(Items listed in a dataset)
══════════════════════════════

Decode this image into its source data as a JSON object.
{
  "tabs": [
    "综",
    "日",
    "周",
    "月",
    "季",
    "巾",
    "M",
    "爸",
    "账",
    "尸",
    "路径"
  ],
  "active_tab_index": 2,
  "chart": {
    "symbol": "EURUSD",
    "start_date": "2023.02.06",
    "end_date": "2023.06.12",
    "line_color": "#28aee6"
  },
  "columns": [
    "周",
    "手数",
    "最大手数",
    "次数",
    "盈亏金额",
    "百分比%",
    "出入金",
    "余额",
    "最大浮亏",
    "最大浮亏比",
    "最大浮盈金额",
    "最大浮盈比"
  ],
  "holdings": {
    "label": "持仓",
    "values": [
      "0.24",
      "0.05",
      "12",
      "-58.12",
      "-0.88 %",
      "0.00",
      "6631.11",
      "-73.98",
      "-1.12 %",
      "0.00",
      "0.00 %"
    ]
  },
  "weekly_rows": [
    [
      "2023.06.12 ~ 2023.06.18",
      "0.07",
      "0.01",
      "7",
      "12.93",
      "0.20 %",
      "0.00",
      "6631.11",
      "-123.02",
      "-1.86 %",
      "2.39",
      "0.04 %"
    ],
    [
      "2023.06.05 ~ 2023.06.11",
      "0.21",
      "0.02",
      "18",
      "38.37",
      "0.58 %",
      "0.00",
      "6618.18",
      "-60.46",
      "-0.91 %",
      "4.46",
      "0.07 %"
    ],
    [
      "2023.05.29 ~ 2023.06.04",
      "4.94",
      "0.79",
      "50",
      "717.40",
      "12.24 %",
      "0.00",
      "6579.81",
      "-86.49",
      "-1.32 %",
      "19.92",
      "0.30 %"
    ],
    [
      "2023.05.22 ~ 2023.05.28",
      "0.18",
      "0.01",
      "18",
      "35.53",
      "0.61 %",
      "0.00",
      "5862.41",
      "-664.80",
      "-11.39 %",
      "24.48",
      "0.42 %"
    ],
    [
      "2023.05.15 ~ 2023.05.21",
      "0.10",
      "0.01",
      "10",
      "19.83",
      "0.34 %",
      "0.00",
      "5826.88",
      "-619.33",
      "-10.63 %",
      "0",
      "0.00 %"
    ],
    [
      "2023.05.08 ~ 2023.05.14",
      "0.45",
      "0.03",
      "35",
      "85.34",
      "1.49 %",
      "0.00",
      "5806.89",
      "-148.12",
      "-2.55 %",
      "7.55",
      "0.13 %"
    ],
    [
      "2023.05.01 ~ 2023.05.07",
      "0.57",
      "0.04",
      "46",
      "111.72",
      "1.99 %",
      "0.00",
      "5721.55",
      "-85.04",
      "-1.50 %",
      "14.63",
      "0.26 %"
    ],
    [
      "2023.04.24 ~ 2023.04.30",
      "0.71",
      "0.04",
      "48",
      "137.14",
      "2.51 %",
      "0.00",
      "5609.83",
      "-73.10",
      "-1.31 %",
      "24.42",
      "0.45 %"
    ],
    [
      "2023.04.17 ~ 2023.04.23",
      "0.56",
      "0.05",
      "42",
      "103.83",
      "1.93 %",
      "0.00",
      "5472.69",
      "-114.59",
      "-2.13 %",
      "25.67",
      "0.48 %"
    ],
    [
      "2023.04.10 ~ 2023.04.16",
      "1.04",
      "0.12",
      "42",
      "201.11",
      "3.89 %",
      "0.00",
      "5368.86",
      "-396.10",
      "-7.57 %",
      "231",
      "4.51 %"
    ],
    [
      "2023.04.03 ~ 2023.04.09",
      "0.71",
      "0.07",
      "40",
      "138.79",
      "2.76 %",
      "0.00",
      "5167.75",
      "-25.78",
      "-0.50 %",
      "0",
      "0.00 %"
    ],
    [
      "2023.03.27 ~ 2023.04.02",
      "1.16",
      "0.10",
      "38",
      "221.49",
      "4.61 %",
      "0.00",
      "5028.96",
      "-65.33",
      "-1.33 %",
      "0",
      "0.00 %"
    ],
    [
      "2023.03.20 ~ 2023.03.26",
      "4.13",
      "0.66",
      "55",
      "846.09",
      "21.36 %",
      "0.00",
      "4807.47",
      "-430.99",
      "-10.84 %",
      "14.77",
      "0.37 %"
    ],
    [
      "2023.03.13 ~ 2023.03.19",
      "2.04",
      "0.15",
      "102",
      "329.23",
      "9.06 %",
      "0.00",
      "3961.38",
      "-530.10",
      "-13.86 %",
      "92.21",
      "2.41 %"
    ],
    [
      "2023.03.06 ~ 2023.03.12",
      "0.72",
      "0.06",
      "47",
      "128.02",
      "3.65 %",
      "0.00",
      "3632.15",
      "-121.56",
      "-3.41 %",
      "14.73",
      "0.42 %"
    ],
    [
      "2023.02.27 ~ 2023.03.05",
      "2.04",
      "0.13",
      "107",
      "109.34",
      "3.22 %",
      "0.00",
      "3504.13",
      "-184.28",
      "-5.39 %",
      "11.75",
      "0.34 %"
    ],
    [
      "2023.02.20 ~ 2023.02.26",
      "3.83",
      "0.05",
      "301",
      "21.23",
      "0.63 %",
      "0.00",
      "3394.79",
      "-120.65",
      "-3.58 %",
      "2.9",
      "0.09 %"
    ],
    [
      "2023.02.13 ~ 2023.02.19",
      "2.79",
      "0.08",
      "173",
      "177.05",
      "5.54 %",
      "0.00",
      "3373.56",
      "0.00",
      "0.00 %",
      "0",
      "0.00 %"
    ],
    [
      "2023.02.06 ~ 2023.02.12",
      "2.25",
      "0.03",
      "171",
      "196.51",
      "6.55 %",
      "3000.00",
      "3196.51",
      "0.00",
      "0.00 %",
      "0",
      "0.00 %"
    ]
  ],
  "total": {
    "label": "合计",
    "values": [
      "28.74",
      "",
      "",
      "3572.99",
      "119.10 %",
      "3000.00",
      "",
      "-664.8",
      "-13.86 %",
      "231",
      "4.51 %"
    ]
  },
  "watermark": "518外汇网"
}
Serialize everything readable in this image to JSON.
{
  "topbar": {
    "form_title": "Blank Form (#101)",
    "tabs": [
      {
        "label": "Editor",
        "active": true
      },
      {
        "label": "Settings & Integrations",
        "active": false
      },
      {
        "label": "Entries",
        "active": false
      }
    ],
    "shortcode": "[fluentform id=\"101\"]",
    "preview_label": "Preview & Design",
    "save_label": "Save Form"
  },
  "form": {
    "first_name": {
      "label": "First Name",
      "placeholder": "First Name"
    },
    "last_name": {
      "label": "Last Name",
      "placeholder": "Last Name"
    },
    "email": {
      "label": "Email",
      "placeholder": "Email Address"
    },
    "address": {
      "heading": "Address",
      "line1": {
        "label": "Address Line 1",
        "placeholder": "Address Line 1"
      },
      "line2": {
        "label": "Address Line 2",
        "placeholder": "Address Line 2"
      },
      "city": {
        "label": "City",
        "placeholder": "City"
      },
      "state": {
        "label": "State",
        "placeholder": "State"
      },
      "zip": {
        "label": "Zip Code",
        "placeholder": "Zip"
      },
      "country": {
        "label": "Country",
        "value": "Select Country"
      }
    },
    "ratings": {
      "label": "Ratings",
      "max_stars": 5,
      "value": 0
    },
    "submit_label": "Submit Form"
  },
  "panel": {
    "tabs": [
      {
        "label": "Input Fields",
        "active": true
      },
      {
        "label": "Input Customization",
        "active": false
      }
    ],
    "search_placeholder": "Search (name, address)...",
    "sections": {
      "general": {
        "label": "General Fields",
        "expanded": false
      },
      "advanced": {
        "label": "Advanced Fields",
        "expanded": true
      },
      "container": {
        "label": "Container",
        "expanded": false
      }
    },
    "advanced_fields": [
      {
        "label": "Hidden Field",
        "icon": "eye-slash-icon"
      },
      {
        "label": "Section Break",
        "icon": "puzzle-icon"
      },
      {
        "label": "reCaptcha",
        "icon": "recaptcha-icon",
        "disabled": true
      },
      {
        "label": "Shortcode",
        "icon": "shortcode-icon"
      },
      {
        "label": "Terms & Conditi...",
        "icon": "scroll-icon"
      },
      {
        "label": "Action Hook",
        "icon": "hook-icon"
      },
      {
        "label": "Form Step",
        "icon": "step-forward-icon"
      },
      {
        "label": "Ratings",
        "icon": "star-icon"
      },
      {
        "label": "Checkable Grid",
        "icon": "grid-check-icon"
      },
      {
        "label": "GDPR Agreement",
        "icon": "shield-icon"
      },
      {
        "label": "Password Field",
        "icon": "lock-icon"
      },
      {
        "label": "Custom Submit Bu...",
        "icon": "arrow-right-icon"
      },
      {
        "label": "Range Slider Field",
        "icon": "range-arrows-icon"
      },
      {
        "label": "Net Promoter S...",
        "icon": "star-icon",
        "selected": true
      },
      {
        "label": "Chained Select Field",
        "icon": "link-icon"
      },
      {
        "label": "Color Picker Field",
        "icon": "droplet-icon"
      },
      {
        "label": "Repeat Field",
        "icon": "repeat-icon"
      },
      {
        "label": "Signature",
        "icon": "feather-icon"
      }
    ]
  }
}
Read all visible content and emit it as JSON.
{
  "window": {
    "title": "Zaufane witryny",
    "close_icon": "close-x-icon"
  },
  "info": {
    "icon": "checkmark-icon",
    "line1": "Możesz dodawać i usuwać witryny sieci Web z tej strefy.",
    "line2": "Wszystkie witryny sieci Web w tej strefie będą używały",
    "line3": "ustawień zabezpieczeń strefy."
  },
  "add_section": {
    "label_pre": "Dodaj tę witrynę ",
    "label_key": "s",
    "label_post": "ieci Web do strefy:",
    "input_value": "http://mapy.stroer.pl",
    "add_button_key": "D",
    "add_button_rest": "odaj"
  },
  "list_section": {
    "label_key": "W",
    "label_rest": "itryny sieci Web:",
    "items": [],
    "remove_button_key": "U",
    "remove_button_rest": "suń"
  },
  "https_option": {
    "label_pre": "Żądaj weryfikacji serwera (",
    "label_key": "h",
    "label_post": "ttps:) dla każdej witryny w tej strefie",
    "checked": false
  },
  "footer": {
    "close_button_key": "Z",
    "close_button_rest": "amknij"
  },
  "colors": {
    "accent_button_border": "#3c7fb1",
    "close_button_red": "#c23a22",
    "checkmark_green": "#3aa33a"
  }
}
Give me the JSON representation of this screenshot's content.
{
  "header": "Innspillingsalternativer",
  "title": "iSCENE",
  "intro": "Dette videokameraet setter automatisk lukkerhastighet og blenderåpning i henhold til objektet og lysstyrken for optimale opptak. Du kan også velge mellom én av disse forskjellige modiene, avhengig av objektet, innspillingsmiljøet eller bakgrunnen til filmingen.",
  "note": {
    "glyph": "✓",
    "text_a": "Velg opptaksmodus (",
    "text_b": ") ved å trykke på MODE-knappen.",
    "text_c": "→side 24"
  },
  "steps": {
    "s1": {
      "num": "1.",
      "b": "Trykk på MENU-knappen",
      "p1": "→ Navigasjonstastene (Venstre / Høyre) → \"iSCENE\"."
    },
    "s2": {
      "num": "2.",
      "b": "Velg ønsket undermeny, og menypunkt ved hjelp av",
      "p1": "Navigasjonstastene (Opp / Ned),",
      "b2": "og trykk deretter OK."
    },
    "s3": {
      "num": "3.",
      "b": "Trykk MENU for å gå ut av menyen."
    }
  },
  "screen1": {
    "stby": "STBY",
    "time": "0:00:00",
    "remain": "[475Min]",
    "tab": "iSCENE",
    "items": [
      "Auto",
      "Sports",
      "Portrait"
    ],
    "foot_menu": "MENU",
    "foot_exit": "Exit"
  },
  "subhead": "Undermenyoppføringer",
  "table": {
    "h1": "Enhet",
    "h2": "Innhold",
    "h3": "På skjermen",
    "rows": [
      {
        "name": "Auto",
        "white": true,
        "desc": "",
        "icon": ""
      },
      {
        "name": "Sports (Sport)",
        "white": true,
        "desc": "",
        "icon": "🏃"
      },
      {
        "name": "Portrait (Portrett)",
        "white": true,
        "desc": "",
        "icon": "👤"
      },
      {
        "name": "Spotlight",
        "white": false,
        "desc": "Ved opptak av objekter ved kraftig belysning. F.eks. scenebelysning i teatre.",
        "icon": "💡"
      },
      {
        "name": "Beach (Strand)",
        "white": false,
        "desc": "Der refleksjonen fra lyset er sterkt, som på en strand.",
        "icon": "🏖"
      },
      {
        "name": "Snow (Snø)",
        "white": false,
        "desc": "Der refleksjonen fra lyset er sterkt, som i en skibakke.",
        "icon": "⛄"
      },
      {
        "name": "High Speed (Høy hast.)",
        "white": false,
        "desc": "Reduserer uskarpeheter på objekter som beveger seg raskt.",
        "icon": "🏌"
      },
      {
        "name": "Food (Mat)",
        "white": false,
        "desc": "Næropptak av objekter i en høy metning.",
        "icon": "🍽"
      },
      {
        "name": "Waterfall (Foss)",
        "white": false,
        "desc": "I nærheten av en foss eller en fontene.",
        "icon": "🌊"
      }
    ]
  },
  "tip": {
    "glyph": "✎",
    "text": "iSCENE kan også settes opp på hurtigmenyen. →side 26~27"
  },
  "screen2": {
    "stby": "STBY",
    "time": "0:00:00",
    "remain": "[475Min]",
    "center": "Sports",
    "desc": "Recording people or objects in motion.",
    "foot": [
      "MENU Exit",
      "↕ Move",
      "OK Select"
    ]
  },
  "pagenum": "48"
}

══════════════════════════════

GOAL: How many of the lines above hold "lyset"? Answer with only the number.

OUTPUT FOR THIS TASK: 2